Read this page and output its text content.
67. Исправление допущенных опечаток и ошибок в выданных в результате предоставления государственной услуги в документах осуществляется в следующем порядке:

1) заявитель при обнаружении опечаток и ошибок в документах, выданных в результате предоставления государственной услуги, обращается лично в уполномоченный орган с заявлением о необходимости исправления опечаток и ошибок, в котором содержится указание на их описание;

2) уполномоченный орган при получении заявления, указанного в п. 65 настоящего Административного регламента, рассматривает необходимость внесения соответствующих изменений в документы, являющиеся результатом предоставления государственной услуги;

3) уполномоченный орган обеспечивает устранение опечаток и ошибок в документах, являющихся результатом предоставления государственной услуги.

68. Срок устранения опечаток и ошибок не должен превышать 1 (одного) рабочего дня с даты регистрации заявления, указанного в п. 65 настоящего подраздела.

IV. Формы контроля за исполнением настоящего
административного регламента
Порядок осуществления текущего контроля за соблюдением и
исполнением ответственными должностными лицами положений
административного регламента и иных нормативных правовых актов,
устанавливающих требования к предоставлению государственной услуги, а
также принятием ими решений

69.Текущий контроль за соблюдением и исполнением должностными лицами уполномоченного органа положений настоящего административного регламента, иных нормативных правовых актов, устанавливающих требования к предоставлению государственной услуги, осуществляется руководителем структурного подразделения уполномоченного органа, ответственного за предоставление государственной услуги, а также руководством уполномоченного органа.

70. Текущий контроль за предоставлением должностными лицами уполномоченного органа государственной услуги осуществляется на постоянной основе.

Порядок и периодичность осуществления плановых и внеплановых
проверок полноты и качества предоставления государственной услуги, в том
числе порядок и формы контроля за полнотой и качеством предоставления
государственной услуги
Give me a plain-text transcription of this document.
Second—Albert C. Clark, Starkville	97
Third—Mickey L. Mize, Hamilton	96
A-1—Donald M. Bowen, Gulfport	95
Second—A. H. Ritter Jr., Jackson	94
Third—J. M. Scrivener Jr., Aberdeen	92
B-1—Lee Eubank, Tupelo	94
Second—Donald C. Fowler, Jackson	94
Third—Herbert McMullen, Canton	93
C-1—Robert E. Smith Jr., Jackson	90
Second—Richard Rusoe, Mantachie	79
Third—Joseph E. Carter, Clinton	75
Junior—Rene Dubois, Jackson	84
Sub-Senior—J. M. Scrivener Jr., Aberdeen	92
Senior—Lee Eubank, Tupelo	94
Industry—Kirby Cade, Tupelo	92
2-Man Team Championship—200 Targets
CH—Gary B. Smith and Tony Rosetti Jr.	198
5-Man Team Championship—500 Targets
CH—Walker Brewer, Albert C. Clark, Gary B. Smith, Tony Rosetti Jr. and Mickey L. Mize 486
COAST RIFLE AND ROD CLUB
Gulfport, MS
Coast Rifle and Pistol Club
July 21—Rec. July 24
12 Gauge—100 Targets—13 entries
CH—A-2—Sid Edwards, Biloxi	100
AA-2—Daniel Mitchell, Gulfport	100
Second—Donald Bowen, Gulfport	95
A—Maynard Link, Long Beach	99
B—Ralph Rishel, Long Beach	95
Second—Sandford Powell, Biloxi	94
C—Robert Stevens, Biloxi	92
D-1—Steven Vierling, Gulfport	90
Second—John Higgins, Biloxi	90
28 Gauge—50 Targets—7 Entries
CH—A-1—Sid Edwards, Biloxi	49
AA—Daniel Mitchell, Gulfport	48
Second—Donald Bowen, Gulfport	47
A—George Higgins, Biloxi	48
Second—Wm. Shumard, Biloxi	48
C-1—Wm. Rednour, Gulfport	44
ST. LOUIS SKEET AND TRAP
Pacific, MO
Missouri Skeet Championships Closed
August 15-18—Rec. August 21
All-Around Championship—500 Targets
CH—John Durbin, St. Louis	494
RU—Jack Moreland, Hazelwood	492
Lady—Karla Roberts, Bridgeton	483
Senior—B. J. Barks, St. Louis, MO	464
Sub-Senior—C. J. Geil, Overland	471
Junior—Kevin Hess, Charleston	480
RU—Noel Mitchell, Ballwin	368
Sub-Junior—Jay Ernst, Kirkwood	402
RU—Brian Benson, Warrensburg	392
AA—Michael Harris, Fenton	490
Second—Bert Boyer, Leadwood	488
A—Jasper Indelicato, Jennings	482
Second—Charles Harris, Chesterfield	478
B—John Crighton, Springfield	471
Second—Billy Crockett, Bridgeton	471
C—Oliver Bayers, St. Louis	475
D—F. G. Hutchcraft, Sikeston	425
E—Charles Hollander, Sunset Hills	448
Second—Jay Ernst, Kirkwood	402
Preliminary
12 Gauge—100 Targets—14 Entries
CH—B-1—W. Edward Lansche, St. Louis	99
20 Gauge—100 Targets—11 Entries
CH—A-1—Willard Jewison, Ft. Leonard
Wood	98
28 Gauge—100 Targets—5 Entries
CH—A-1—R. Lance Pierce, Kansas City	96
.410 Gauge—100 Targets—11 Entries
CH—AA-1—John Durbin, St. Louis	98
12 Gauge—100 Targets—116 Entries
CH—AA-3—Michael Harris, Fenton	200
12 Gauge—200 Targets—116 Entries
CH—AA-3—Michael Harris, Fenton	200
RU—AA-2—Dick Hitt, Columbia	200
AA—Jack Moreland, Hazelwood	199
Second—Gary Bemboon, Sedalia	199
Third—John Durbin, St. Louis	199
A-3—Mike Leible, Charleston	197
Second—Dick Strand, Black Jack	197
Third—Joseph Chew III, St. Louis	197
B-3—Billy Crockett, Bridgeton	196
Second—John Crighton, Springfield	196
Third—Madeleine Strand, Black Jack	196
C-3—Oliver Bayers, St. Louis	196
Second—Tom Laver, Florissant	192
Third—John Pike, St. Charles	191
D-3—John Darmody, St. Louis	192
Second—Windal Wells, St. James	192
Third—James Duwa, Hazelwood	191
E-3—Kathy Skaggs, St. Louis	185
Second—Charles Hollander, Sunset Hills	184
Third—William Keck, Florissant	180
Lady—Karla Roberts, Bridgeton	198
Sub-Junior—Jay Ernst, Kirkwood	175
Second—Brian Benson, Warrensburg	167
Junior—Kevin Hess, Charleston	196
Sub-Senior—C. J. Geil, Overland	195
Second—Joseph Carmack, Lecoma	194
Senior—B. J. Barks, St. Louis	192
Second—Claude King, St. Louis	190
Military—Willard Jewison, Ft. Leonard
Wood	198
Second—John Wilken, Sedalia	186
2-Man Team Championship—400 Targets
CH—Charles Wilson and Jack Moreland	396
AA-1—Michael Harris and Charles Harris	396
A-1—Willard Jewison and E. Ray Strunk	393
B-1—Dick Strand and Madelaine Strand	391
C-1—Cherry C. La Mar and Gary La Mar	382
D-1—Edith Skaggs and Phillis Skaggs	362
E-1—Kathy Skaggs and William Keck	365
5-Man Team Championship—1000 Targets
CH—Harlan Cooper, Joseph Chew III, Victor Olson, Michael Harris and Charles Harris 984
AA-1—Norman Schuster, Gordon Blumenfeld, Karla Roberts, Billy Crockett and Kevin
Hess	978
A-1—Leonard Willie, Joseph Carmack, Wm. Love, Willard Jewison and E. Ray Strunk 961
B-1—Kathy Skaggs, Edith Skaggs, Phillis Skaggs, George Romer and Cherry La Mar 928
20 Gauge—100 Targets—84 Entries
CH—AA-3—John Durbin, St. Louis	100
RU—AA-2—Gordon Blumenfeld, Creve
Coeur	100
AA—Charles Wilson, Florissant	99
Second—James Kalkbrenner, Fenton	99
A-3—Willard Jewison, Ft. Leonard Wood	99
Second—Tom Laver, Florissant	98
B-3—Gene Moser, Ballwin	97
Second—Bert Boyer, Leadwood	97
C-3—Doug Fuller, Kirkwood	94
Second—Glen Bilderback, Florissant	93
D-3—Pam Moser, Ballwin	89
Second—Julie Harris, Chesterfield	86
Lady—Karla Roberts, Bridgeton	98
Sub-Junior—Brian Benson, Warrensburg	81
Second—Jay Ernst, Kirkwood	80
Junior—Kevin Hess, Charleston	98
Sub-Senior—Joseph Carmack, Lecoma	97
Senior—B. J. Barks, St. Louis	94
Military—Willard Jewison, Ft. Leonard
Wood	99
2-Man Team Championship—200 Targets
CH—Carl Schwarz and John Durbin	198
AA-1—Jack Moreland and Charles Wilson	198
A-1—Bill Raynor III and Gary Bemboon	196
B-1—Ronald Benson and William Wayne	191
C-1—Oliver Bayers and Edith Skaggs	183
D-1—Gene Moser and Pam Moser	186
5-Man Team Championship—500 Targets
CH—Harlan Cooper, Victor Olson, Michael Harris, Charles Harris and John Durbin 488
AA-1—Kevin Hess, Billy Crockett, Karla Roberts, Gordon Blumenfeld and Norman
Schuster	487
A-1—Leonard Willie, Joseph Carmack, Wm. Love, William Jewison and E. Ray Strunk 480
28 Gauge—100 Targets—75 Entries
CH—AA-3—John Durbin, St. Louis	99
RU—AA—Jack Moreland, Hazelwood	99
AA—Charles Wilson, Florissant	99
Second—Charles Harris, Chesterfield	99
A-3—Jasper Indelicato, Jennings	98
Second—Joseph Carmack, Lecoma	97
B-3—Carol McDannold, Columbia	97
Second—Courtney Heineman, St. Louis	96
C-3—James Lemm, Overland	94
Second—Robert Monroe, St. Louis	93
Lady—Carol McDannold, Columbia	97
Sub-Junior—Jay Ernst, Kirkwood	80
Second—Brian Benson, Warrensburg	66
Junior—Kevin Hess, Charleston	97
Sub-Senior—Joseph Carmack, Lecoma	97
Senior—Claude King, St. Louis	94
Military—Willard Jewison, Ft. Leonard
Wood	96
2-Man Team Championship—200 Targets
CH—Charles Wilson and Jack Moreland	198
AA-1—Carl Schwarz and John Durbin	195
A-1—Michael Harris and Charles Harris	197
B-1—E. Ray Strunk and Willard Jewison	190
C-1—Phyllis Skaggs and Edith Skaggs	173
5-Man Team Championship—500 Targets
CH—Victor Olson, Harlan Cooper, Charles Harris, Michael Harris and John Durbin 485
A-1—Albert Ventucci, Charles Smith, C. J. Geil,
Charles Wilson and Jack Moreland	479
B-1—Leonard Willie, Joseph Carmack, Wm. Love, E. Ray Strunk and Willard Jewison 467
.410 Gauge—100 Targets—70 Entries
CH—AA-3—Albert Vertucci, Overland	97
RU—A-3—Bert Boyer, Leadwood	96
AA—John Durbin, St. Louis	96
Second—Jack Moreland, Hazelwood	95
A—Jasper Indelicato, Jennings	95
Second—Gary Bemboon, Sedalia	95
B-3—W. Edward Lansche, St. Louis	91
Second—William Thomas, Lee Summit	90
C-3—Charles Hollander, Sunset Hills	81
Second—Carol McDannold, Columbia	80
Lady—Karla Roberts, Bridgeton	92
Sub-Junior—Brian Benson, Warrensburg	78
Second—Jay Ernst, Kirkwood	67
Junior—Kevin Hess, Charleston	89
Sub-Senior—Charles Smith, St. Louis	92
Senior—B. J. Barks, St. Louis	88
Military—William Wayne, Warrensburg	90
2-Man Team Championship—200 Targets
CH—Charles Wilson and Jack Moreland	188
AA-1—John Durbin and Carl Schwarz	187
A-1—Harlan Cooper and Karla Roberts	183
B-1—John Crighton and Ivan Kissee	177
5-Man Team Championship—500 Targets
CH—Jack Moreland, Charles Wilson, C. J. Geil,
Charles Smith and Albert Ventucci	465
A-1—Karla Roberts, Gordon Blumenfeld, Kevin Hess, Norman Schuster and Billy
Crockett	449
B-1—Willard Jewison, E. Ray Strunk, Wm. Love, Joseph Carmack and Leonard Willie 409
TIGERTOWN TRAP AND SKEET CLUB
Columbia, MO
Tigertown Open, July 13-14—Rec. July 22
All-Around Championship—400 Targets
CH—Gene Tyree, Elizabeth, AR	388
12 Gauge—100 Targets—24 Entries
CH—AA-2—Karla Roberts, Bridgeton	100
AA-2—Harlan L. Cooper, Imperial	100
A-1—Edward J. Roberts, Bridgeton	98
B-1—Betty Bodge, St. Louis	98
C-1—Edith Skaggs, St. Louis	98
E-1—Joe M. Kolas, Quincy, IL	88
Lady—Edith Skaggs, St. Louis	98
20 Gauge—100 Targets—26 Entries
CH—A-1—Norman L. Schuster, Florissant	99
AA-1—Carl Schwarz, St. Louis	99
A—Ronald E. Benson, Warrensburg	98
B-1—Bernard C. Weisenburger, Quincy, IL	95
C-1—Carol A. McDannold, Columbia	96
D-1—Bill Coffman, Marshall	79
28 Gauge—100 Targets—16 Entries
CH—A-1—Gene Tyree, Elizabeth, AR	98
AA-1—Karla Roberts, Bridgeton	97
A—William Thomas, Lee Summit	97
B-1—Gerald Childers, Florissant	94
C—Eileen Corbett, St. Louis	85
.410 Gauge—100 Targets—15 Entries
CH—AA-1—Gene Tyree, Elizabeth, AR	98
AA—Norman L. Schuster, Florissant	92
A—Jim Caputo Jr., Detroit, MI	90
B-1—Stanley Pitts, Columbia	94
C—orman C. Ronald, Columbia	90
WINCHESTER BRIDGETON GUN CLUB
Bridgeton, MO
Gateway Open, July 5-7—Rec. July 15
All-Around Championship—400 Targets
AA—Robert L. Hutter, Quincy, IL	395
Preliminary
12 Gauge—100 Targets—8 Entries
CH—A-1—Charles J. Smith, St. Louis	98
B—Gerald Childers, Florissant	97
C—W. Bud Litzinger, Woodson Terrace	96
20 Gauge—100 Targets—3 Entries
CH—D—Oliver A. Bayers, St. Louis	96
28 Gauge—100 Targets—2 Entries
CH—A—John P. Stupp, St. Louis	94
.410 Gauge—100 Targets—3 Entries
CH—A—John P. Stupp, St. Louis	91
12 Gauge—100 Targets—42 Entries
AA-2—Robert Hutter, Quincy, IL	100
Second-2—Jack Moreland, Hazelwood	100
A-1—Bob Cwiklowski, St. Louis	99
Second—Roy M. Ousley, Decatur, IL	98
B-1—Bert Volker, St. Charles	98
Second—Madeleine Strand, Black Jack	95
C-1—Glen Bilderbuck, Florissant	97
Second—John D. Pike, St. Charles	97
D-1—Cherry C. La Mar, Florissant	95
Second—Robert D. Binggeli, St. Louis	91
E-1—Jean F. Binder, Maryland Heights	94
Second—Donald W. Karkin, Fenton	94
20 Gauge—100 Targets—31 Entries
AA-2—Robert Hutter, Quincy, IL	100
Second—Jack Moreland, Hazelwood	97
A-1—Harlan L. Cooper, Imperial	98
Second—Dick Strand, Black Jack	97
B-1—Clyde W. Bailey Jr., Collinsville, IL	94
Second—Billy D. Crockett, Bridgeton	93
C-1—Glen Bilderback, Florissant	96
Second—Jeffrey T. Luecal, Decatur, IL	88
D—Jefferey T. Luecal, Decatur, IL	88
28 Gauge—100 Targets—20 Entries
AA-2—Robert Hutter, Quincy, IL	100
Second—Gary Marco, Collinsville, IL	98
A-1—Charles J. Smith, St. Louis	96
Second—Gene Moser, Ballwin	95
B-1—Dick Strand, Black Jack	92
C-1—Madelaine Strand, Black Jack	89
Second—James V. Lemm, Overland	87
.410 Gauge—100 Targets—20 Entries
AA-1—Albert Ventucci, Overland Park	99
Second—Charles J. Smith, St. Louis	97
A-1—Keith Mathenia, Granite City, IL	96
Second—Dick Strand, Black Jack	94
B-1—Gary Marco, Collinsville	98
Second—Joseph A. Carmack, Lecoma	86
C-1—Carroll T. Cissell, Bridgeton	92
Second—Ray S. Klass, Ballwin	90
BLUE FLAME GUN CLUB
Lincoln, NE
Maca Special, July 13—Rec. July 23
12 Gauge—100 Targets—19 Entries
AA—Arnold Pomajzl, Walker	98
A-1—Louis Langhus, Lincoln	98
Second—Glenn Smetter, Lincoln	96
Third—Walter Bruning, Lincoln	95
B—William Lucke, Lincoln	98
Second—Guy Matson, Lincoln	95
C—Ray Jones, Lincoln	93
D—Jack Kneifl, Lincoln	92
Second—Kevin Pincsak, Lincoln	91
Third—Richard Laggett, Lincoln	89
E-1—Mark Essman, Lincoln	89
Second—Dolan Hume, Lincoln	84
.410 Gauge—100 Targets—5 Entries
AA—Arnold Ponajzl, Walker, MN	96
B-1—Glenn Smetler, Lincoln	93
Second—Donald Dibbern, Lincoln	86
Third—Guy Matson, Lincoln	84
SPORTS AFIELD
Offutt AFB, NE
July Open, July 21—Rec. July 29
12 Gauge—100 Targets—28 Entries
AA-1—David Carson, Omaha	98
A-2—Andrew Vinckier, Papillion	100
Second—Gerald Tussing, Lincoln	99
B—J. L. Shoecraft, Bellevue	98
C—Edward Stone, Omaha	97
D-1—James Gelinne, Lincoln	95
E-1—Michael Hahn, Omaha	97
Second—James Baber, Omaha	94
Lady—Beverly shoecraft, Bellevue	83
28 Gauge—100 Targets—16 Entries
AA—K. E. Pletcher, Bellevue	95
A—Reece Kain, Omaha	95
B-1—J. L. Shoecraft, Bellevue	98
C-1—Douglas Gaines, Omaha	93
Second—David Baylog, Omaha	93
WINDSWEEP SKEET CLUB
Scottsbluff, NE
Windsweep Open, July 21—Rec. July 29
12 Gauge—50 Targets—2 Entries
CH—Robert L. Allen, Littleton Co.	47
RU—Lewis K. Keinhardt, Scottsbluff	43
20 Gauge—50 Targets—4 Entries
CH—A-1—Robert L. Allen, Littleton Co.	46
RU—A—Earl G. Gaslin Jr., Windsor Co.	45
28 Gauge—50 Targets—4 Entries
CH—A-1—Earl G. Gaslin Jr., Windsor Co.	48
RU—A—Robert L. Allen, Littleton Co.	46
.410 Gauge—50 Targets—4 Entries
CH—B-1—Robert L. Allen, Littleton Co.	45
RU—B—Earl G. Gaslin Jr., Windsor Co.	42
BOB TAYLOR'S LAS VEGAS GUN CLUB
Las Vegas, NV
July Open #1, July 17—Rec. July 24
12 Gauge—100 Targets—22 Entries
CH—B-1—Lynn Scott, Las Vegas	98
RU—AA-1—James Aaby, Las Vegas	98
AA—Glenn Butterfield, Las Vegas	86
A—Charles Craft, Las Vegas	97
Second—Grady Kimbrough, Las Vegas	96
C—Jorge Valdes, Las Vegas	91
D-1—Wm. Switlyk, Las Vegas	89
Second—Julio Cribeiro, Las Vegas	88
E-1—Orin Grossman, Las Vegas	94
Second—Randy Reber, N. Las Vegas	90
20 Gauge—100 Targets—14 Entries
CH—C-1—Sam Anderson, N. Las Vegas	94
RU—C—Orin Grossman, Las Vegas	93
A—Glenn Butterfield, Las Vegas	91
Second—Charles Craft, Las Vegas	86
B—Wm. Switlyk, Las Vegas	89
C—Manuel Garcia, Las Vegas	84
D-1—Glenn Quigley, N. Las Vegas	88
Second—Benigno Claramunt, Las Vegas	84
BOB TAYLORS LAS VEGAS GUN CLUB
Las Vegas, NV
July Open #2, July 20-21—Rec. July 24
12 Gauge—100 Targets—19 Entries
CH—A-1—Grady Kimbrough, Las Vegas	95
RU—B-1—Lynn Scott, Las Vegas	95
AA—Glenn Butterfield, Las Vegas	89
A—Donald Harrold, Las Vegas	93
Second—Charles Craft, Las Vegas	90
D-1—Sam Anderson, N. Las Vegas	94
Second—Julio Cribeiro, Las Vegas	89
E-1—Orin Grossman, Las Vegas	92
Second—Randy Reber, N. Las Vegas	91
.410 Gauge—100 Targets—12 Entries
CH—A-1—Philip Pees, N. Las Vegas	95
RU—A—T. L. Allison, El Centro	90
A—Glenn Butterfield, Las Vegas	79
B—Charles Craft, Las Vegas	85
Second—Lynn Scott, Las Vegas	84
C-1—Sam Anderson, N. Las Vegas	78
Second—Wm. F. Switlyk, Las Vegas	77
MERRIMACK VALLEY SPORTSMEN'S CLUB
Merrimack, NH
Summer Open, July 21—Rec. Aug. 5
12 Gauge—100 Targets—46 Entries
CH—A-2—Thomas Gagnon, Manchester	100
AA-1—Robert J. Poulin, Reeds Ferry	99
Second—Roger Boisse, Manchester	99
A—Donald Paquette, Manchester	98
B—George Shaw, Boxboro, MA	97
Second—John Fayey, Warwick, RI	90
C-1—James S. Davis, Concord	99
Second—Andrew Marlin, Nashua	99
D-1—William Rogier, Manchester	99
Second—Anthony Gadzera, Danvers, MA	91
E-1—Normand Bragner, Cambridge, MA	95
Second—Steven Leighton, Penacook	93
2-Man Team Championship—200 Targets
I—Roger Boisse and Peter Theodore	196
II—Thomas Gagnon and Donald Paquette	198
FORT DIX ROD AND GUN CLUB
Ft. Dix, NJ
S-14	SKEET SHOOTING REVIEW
--*--
§ **Directions for this task**: Report the count of lines in the entries that contain the string "Luecal", and nothing besides it.

§ **Solution below**: 2